PROVIDED MATERIAL:
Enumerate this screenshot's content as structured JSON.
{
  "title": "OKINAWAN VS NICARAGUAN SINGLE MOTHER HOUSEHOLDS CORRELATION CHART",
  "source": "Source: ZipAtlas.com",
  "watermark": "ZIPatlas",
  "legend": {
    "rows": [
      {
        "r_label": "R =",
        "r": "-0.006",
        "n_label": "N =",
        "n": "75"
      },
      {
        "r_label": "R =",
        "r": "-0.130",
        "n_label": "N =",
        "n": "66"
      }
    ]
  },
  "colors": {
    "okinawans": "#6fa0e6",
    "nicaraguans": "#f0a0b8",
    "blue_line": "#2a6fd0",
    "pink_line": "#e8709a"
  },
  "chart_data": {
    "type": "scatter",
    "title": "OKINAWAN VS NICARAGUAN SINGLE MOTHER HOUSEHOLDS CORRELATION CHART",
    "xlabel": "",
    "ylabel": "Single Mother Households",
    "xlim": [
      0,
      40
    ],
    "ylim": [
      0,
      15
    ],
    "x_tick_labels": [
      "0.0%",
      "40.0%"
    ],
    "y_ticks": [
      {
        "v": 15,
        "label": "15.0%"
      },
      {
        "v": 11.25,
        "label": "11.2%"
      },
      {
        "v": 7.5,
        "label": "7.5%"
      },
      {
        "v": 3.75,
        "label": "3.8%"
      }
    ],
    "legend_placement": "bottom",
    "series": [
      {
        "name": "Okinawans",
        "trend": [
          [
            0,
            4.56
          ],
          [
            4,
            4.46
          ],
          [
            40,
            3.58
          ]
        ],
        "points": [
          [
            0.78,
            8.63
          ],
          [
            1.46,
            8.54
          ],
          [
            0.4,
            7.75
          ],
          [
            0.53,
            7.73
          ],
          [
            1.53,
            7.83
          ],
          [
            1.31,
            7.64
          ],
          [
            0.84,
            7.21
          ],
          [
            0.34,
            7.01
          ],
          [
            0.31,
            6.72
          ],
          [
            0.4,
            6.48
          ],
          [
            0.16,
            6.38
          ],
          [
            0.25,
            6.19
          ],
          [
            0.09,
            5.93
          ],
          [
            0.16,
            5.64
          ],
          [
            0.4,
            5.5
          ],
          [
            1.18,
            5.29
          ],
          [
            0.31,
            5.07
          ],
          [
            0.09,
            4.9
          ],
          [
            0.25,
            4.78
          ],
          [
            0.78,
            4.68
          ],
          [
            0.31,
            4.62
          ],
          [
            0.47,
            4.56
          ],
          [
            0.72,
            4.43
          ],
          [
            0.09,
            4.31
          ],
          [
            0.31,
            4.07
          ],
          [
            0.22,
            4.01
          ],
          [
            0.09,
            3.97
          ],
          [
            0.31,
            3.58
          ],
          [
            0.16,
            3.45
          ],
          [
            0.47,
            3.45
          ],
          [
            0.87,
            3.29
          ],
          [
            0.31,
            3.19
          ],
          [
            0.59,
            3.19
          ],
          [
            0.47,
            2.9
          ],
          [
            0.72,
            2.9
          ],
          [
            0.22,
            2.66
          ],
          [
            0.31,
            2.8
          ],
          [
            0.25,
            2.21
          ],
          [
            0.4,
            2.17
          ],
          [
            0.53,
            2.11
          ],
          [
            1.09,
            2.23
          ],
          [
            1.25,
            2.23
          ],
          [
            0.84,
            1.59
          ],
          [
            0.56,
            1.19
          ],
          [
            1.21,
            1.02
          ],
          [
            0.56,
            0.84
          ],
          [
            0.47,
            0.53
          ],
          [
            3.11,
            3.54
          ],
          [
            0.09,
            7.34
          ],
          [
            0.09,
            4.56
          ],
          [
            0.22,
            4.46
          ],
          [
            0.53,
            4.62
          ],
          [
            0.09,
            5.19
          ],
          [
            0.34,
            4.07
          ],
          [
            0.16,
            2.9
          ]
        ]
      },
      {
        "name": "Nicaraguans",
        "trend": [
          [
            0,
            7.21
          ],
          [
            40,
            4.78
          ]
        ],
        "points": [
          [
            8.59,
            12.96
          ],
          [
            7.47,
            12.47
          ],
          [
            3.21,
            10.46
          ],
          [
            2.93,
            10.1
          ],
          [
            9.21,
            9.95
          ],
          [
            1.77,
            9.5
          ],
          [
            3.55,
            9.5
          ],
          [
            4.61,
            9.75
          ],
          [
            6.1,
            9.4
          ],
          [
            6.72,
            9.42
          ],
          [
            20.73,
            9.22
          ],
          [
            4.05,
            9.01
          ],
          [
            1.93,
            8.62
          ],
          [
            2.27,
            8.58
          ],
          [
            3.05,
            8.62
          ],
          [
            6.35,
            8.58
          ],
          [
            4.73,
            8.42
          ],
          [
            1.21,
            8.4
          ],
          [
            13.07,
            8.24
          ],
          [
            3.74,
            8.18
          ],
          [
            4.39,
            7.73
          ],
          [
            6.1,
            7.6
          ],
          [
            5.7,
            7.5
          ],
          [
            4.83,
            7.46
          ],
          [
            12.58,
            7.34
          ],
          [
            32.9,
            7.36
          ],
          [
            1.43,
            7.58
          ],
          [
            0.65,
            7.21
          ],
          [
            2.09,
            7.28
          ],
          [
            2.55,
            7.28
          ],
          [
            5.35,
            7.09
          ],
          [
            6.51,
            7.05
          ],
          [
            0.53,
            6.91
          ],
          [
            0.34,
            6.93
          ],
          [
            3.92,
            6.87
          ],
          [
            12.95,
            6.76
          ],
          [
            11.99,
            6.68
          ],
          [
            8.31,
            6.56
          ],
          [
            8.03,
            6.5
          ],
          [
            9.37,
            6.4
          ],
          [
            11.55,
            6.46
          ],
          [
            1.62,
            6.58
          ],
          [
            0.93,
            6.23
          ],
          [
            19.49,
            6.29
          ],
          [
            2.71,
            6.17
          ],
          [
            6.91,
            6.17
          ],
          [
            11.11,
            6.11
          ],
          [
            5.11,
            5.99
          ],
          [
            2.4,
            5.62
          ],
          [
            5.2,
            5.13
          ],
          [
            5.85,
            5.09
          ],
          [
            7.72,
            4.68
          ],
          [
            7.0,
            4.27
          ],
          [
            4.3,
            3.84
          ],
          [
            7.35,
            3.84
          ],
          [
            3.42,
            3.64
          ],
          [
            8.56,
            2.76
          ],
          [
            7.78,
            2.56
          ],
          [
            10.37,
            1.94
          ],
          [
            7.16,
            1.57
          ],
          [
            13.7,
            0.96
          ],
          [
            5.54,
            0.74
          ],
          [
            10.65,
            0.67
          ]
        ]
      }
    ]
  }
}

SET TASK:
Every entry must be retyped in full, exactly as given.

FINISHED ANSWER:
Enumerate this screenshot's content as structured JSON.
{
  "title": "OKINAWAN VS NICARAGUAN SINGLE MOTHER HOUSEHOLDS CORRELATION CHART",
  "source": "Source: ZipAtlas.com",
  "watermark": "ZIPatlas",
  "legend": {
    "rows": [
      {
        "r_label": "R =",
        "r": "-0.006",
        "n_label": "N =",
        "n": "75"
      },
      {
        "r_label": "R =",
        "r": "-0.130",
        "n_label": "N =",
        "n": "66"
      }
    ]
  },
  "colors": {
    "okinawans": "#6fa0e6",
    "nicaraguans": "#f0a0b8",
    "blue_line": "#2a6fd0",
    "pink_line": "#e8709a"
  },
  "chart_data": {
    "type": "scatter",
    "title": "OKINAWAN VS NICARAGUAN SINGLE MOTHER HOUSEHOLDS CORRELATION CHART",
    "xlabel": "",
    "ylabel": "Single Mother Households",
    "xlim": [
      0,
      40
    ],
    "ylim": [
      0,
      15
    ],
    "x_tick_labels": [
      "0.0%",
      "40.0%"
    ],
    "y_ticks": [
      {
        "v": 15,
        "label": "15.0%"
      },
      {
        "v": 11.25,
        "label": "11.2%"
      },
      {
        "v": 7.5,
        "label": "7.5%"
      },
      {
        "v": 3.75,
        "label": "3.8%"
      }
    ],
    "legend_placement": "bottom",
    "series": [
      {
        "name": "Okinawans",
        "trend": [
          [
            0,
            4.56
          ],
          [
            4,
            4.46
          ],
          [
            40,
            3.58
          ]
        ],
        "points": [
          [
            0.78,
            8.63
          ],
          [
            1.46,
            8.54
          ],
          [
            0.4,
            7.75
          ],
          [
            0.53,
            7.73
          ],
          [
            1.53,
            7.83
          ],
          [
            1.31,
            7.64
          ],
          [
            0.84,
            7.21
          ],
          [
            0.34,
            7.01
          ],
          [
            0.31,
            6.72
          ],
          [
            0.4,
            6.48
          ],
          [
            0.16,
            6.38
          ],
          [
            0.25,
            6.19
          ],
          [
            0.09,
            5.93
          ],
          [
            0.16,
            5.64
          ],
          [
            0.4,
            5.5
          ],
          [
            1.18,
            5.29
          ],
          [
            0.31,
            5.07
          ],
          [
            0.09,
            4.9
          ],
          [
            0.25,
            4.78
          ],
          [
            0.78,
            4.68
          ],
          [
            0.31,
            4.62
          ],
          [
            0.47,
            4.56
          ],
          [
            0.72,
            4.43
          ],
          [
            0.09,
            4.31
          ],
          [
            0.31,
            4.07
          ],
          [
            0.22,
            4.01
          ],
          [
            0.09,
            3.97
          ],
          [
            0.31,
            3.58
          ],
          [
            0.16,
            3.45
          ],
          [
            0.47,
            3.45
          ],
          [
            0.87,
            3.29
          ],
          [
            0.31,
            3.19
          ],
          [
            0.59,
            3.19
          ],
          [
            0.47,
            2.9
          ],
          [
            0.72,
            2.9
          ],
          [
            0.22,
            2.66
          ],
          [
            0.31,
            2.8
          ],
          [
            0.25,
            2.21
          ],
          [
            0.4,
            2.17
          ],
          [
            0.53,
            2.11
          ],
          [
            1.09,
            2.23
          ],
          [
            1.25,
            2.23
          ],
          [
            0.84,
            1.59
          ],
          [
            0.56,
            1.19
          ],
          [
            1.21,
            1.02
          ],
          [
            0.56,
            0.84
          ],
          [
            0.47,
            0.53
          ],
          [
            3.11,
            3.54
          ],
          [
            0.09,
            7.34
          ],
          [
            0.09,
            4.56
          ],
          [
            0.22,
            4.46
          ],
          [
            0.53,
            4.62
          ],
          [
            0.09,
            5.19
          ],
          [
            0.34,
            4.07
          ],
          [
            0.16,
            2.9
          ]
        ]
      },
      {
        "name": "Nicaraguans",
        "trend": [
          [
            0,
            7.21
          ],
          [
            40,
            4.78
          ]
        ],
        "points": [
          [
            8.59,
            12.96
          ],
          [
            7.47,
            12.47
          ],
          [
            3.21,
            10.46
          ],
          [
            2.93,
            10.1
          ],
          [
            9.21,
            9.95
          ],
          [
            1.77,
            9.5
          ],
          [
            3.55,
            9.5
          ],
          [
            4.61,
            9.75
          ],
          [
            6.1,
            9.4
          ],
          [
            6.72,
            9.42
          ],
          [
            20.73,
            9.22
          ],
          [
            4.05,
            9.01
          ],
          [
            1.93,
            8.62
          ],
          [
            2.27,
            8.58
          ],
          [
            3.05,
            8.62
          ],
          [
            6.35,
            8.58
          ],
          [
            4.73,
            8.42
          ],
          [
            1.21,
            8.4
          ],
          [
            13.07,
            8.24
          ],
          [
            3.74,
            8.18
          ],
          [
            4.39,
            7.73
          ],
          [
            6.1,
            7.6
          ],
          [
            5.7,
            7.5
          ],
          [
            4.83,
            7.46
          ],
          [
            12.58,
            7.34
          ],
          [
            32.9,
            7.36
          ],
          [
            1.43,
            7.58
          ],
          [
            0.65,
            7.21
          ],
          [
            2.09,
            7.28
          ],
          [
            2.55,
            7.28
          ],
          [
            5.35,
            7.09
          ],
          [
            6.51,
            7.05
          ],
          [
            0.53,
            6.91
          ],
          [
            0.34,
            6.93
          ],
          [
            3.92,
            6.87
          ],
          [
            12.95,
            6.76
          ],
          [
            11.99,
            6.68
          ],
          [
            8.31,
            6.56
          ],
          [
            8.03,
            6.5
          ],
          [
            9.37,
            6.4
          ],
          [
            11.55,
            6.46
          ],
          [
            1.62,
            6.58
          ],
          [
            0.93,
            6.23
          ],
          [
            19.49,
            6.29
          ],
          [
            2.71,
            6.17
          ],
          [
            6.91,
            6.17
          ],
          [
            11.11,
            6.11
          ],
          [
            5.11,
            5.99
          ],
          [
            2.4,
            5.62
          ],
          [
            5.2,
            5.13
          ],
          [
            5.85,
            5.09
          ],
          [
            7.72,
            4.68
          ],
          [
            7.0,
            4.27
          ],
          [
            4.3,
            3.84
          ],
          [
            7.35,
            3.84
          ],
          [
            3.42,
            3.64
          ],
          [
            8.56,
            2.76
          ],
          [
            7.78,
            2.56
          ],
          [
            10.37,
            1.94
          ],
          [
            7.16,
            1.57
          ],
          [
            13.7,
            0.96
          ],
          [
            5.54,
            0.74
          ],
          [
            10.65,
            0.67
          ]
        ]
      }
    ]
  }
}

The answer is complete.